Data items:
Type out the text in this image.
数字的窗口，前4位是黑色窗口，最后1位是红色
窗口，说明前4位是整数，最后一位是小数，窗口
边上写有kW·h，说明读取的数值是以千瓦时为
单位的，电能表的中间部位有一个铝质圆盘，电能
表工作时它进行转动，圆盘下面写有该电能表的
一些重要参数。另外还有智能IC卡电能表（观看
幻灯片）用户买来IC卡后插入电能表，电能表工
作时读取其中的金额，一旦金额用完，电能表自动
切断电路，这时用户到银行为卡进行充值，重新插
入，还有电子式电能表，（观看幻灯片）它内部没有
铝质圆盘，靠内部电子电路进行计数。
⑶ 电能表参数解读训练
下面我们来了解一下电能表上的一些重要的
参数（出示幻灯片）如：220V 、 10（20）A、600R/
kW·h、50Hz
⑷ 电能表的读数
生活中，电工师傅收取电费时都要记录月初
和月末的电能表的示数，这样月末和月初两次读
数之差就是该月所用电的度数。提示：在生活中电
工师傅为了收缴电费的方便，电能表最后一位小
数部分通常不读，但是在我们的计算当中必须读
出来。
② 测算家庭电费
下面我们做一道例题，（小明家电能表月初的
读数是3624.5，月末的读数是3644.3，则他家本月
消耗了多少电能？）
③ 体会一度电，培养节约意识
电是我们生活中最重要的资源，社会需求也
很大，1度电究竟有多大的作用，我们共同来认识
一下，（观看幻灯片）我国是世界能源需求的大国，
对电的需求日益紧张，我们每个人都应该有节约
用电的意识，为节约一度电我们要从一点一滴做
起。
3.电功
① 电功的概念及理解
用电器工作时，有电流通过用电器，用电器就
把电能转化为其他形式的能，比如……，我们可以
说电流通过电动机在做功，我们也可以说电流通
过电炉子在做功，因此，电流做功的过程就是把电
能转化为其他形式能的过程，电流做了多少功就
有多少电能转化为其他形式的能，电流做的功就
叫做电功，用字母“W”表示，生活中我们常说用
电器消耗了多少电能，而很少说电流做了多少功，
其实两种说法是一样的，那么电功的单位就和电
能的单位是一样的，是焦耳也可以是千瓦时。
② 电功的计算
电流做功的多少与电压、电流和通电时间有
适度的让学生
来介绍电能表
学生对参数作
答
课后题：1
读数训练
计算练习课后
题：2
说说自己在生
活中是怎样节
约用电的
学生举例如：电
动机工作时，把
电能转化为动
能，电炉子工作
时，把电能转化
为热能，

Written problem >> Select the lines from the entries that include the word "观看幻灯片".

Solution to this exercise >>
入，还有电子式电能表，（观看幻灯片）它内部没有
一下，（观看幻灯片）我国是世界能源需求的大国，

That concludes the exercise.